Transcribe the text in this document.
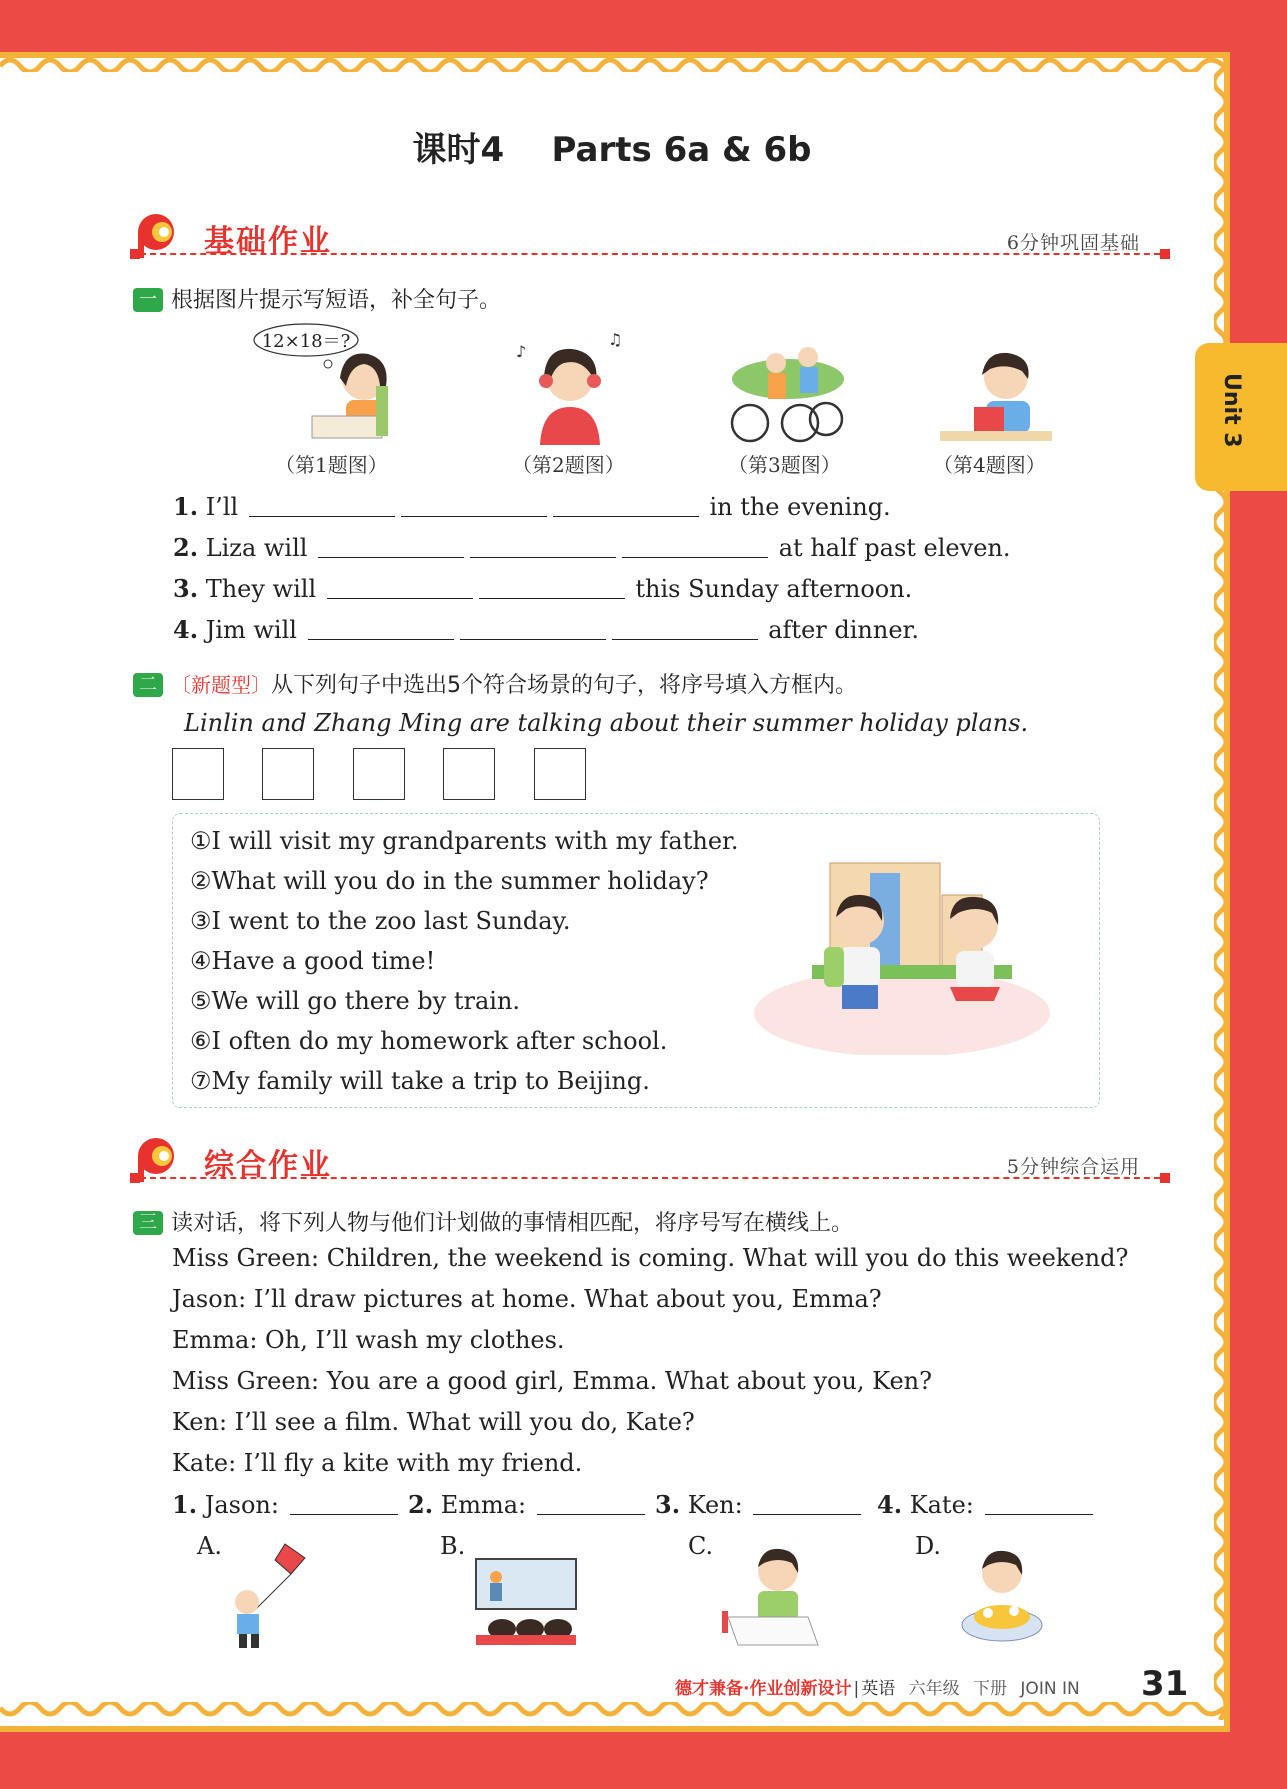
Unit 3
课时4    Parts 6a & 6b
基础作业	6分钟巩固基础
一 根据图片提示写短语，补全句子。
12×18＝?	♪
♫
（第1题图）	（第2题图）	（第3题图）	（第4题图）
1. I’ll	in the evening.
2. Liza will	at half past eleven.
3. They will	this Sunday afternoon.
4. Jim will	after dinner.
二 〔新题型〕从下列句子中选出5个符合场景的句子，将序号填入方框内。
Linlin and Zhang Ming are talking about their summer holiday plans.
①I will visit my grandparents with my father.
②What will you do in the summer holiday?
③I went to the zoo last Sunday.
④Have a good time!
⑤We will go there by train.
⑥I often do my homework after school.
⑦My family will take a trip to Beijing.
综合作业	5分钟综合运用
三 读对话，将下列人物与他们计划做的事情相匹配，将序号写在横线上。
Miss Green: Children, the weekend is coming. What will you do this weekend?
Jason: I’ll draw pictures at home. What about you, Emma?
Emma: Oh, I’ll wash my clothes.
Miss Green: You are a good girl, Emma. What about you, Ken?
Ken: I’ll see a film. What will you do, Kate?
Kate: I’ll fly a kite with my friend.
1. Jason:	2. Emma:	3. Ken:	4. Kate:
A.	B.	C.	D.
德才兼备·作业创新设计 | 英语 六年级 下册 JOIN IN 31
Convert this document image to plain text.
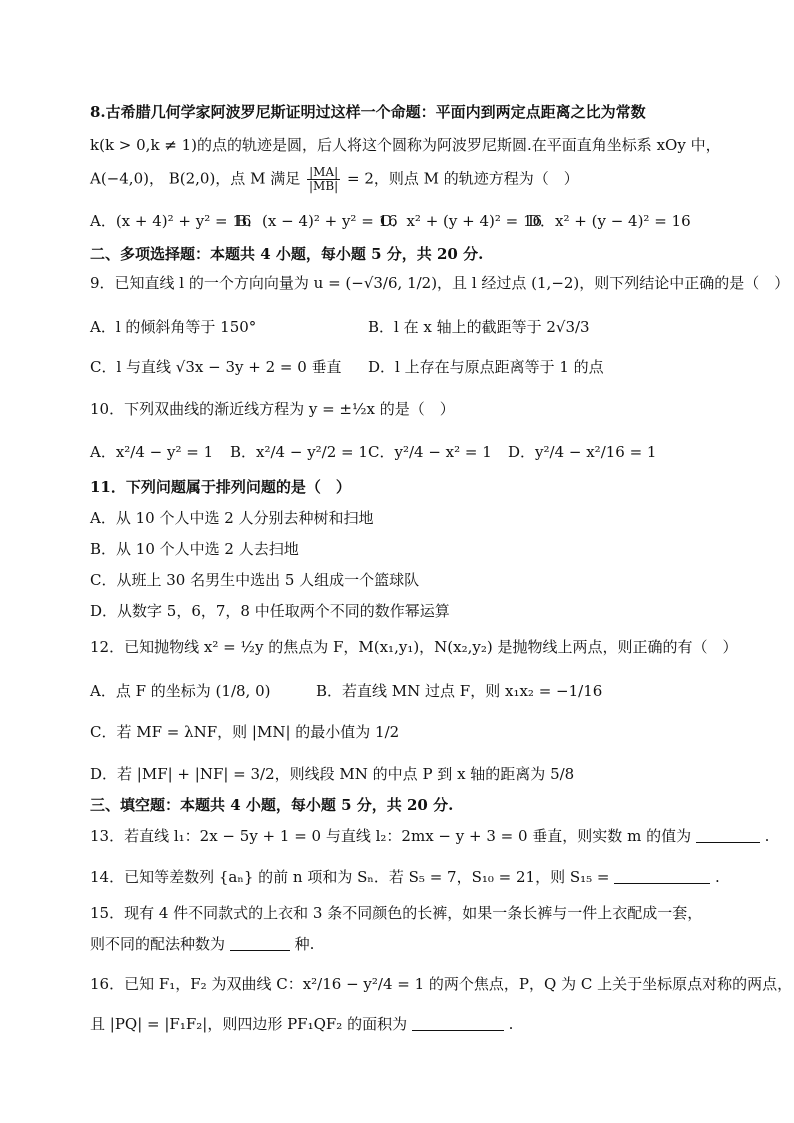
8.古希腊几何学家阿波罗尼斯证明过这样一个命题：平面内到两定点距离之比为常数
k(k > 0,k ≠ 1)的点的轨迹是圆，后人将这个圆称为阿波罗尼斯圆.在平面直角坐标系 xOy 中，
A(−4,0)， B(2,0)，点 M 满足 $\frac{|MA|}{|MB|} = 2$，则点 M 的轨迹方程为（　）
A．(x + 4)² + y² = 16
B．(x − 4)² + y² = 16
C．x² + (y + 4)² = 16
D．x² + (y − 4)² = 16
二、多项选择题：本题共 4 小题，每小题 5 分，共 20 分.
9．已知直线 l 的一个方向向量为 u = (−√3/6, 1/2)，且 l 经过点 (1,−2)，则下列结论中正确的是（　）
A．l 的倾斜角等于 150°	B．l 在 x 轴上的截距等于 2√3/3
C．l 与直线 √3x − 3y + 2 = 0 垂直 D．l 上存在与原点距离等于 1 的点
10．下列双曲线的渐近线方程为 y = ±½x 的是（　）
A．x²/4 − y² = 1 B．x²/4 − y²/2 = 1 C．y²/4 − x² = 1 D．y²/4 − x²/16 = 1
11．下列问题属于排列问题的是（　）
A．从 10 个人中选 2 人分别去种树和扫地
B．从 10 个人中选 2 人去扫地
C．从班上 30 名男生中选出 5 人组成一个篮球队
D．从数字 5，6，7，8 中任取两个不同的数作幂运算
12．已知抛物线 x² = ½y 的焦点为 F，M(x₁,y₁)，N(x₂,y₂) 是抛物线上两点，则正确的有（　）
A．点 F 的坐标为 (1/8, 0)	B．若直线 MN 过点 F，则 x₁x₂ = −1/16
C．若 MF = λNF，则 |MN| 的最小值为 1/2
D．若 |MF| + |NF| = 3/2，则线段 MN 的中点 P 到 x 轴的距离为 5/8
三、填空题：本题共 4 小题，每小题 5 分，共 20 分.
13．若直线 l₁：2x − 5y + 1 = 0 与直线 l₂：2mx − y + 3 = 0 垂直，则实数 m 的值为	.
14．已知等差数列 {aₙ} 的前 n 项和为 Sₙ．若 S₅ = 7，S₁₀ = 21，则 S₁₅ =	.
15．现有 4 件不同款式的上衣和 3 条不同颜色的长裤，如果一条长裤与一件上衣配成一套，
则不同的配法种数为	种.
16．已知 F₁，F₂ 为双曲线 C：x²/16 − y²/4 = 1 的两个焦点，P，Q 为 C 上关于坐标原点对称的两点，
且 |PQ| = |F₁F₂|，则四边形 PF₁QF₂ 的面积为	.
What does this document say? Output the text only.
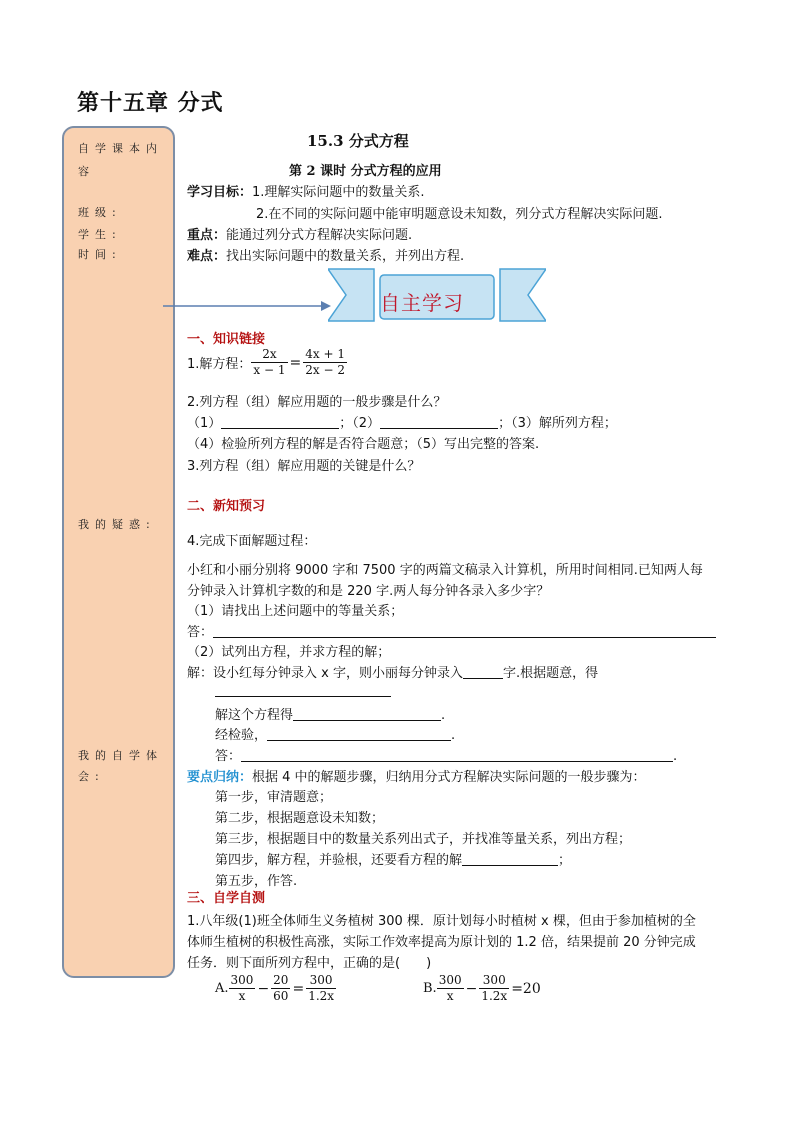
第十五章 分式
自学课本内
容
班级:
学生:
时间:
我的疑惑:
我的自学体
会:
15.3 分式方程
第 2 课时 分式方程的应用
学习目标：1.理解实际问题中的数量关系.
2.在不同的实际问题中能审明题意设未知数，列分式方程解决实际问题.
重点：能通过列分式方程解决实际问题.
难点：找出实际问题中的数量关系，并列出方程.
自主学习
一、知识链接
1.解方程： $\frac{2x}{x - 1} = \frac{4x + 1}{2x - 2}$
2.列方程（组）解应用题的一般步骤是什么？
（1）	；（2）	；（3）解所列方程；
（4）检验所列方程的解是否符合题意；（5）写出完整的答案.
3.列方程（组）解应用题的关键是什么？
二、新知预习
4.完成下面解题过程：
小红和小丽分别将 9000 字和 7500 字的两篇文稿录入计算机，所用时间相同.已知两人每
分钟录入计算机字数的和是 220 字.两人每分钟各录入多少字？
（1）请找出上述问题中的等量关系；
答：
（2）试列出方程，并求方程的解；
解：设小红每分钟录入 x 字，则小丽每分钟录入	字.根据题意，得
解这个方程得	.
经检验，	.
答：	.
要点归纳：根据 4 中的解题步骤，归纳用分式方程解决实际问题的一般步骤为：
第一步，审清题意；
第二步，根据题意设未知数；
第三步，根据题目中的数量关系列出式子，并找准等量关系，列出方程；
第四步，解方程，并验根，还要看方程的解	；
第五步，作答.
三、自学自测
1.八年级(1)班全体师生义务植树 300 棵．原计划每小时植树 x 棵，但由于参加植树的全
体师生植树的积极性高涨，实际工作效率提高为原计划的 1.2 倍，结果提前 20 分钟完成
任务．则下面所列方程中，正确的是(　　)
A. $\frac{300}{x} - \frac{20}{60} = \frac{300}{1.2x}$	B. $\frac{300}{x} - \frac{300}{1.2x} =20$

★ ★ ★

Work out how many lines in the records above hold the string "Sunday", then give only that count.

Result for this exercise
2